--- start EXERCISE INPUT ---

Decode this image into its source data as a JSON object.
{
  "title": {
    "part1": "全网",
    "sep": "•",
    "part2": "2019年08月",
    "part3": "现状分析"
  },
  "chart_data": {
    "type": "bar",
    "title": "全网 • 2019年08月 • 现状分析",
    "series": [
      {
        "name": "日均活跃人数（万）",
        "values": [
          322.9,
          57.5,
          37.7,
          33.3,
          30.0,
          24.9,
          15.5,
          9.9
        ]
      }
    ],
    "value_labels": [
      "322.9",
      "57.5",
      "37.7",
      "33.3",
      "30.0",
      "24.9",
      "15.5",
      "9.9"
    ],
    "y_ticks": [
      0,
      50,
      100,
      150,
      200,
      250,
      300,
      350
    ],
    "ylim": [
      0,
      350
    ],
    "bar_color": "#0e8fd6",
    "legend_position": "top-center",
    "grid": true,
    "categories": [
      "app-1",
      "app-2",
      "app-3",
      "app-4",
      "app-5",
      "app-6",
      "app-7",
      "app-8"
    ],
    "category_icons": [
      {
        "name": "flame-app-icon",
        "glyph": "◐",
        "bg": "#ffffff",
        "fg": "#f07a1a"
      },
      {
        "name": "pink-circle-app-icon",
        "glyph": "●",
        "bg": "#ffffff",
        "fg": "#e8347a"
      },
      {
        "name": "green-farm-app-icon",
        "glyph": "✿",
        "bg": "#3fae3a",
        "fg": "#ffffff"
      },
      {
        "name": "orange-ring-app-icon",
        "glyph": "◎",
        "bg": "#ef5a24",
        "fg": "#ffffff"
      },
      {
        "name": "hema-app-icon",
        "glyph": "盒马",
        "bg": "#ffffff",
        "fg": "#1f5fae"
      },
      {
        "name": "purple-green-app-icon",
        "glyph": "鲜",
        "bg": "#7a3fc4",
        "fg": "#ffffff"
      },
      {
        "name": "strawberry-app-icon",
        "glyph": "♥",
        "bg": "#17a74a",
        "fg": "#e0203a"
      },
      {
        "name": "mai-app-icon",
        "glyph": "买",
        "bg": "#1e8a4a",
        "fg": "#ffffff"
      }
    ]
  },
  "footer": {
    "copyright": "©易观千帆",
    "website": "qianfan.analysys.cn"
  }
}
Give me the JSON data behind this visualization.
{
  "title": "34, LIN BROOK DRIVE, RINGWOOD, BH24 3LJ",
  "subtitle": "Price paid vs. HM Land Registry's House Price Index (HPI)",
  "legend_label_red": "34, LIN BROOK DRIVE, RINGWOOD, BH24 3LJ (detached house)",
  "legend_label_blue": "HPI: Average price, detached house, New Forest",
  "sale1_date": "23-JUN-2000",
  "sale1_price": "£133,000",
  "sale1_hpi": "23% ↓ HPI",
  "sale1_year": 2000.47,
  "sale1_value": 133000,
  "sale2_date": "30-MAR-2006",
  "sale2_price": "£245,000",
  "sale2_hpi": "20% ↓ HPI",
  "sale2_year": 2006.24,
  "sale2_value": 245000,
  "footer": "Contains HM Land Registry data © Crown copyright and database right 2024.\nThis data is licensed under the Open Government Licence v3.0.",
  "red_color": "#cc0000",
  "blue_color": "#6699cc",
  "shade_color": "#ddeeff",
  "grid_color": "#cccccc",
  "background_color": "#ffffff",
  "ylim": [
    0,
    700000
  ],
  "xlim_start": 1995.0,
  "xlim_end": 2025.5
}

--- end EXERCISE INPUT ---

**TASK DETAILS**
Transcribe all entries exactly as they are given.

**TASK OUTPUT**
Decode this image into its source data as a JSON object.
{
  "title": {
    "part1": "全网",
    "sep": "•",
    "part2": "2019年08月",
    "part3": "现状分析"
  },
  "chart_data": {
    "type": "bar",
    "title": "全网 • 2019年08月 • 现状分析",
    "series": [
      {
        "name": "日均活跃人数（万）",
        "values": [
          322.9,
          57.5,
          37.7,
          33.3,
          30.0,
          24.9,
          15.5,
          9.9
        ]
      }
    ],
    "value_labels": [
      "322.9",
      "57.5",
      "37.7",
      "33.3",
      "30.0",
      "24.9",
      "15.5",
      "9.9"
    ],
    "y_ticks": [
      0,
      50,
      100,
      150,
      200,
      250,
      300,
      350
    ],
    "ylim": [
      0,
      350
    ],
    "bar_color": "#0e8fd6",
    "legend_position": "top-center",
    "grid": true,
    "categories": [
      "app-1",
      "app-2",
      "app-3",
      "app-4",
      "app-5",
      "app-6",
      "app-7",
      "app-8"
    ],
    "category_icons": [
      {
        "name": "flame-app-icon",
        "glyph": "◐",
        "bg": "#ffffff",
        "fg": "#f07a1a"
      },
      {
        "name": "pink-circle-app-icon",
        "glyph": "●",
        "bg": "#ffffff",
        "fg": "#e8347a"
      },
      {
        "name": "green-farm-app-icon",
        "glyph": "✿",
        "bg": "#3fae3a",
        "fg": "#ffffff"
      },
      {
        "name": "orange-ring-app-icon",
        "glyph": "◎",
        "bg": "#ef5a24",
        "fg": "#ffffff"
      },
      {
        "name": "hema-app-icon",
        "glyph": "盒马",
        "bg": "#ffffff",
        "fg": "#1f5fae"
      },
      {
        "name": "purple-green-app-icon",
        "glyph": "鲜",
        "bg": "#7a3fc4",
        "fg": "#ffffff"
      },
      {
        "name": "strawberry-app-icon",
        "glyph": "♥",
        "bg": "#17a74a",
        "fg": "#e0203a"
      },
      {
        "name": "mai-app-icon",
        "glyph": "买",
        "bg": "#1e8a4a",
        "fg": "#ffffff"
      }
    ]
  },
  "footer": {
    "copyright": "©易观千帆",
    "website": "qianfan.analysys.cn"
  }
}
Give me the JSON data behind this visualization.
{
  "title": "34, LIN BROOK DRIVE, RINGWOOD, BH24 3LJ",
  "subtitle": "Price paid vs. HM Land Registry's House Price Index (HPI)",
  "legend_label_red": "34, LIN BROOK DRIVE, RINGWOOD, BH24 3LJ (detached house)",
  "legend_label_blue": "HPI: Average price, detached house, New Forest",
  "sale1_date": "23-JUN-2000",
  "sale1_price": "£133,000",
  "sale1_hpi": "23% ↓ HPI",
  "sale1_year": 2000.47,
  "sale1_value": 133000,
  "sale2_date": "30-MAR-2006",
  "sale2_price": "£245,000",
  "sale2_hpi": "20% ↓ HPI",
  "sale2_year": 2006.24,
  "sale2_value": 245000,
  "footer": "Contains HM Land Registry data © Crown copyright and database right 2024.\nThis data is licensed under the Open Government Licence v3.0.",
  "red_color": "#cc0000",
  "blue_color": "#6699cc",
  "shade_color": "#ddeeff",
  "grid_color": "#cccccc",
  "background_color": "#ffffff",
  "ylim": [
    0,
    700000
  ],
  "xlim_start": 1995.0,
  "xlim_end": 2025.5
}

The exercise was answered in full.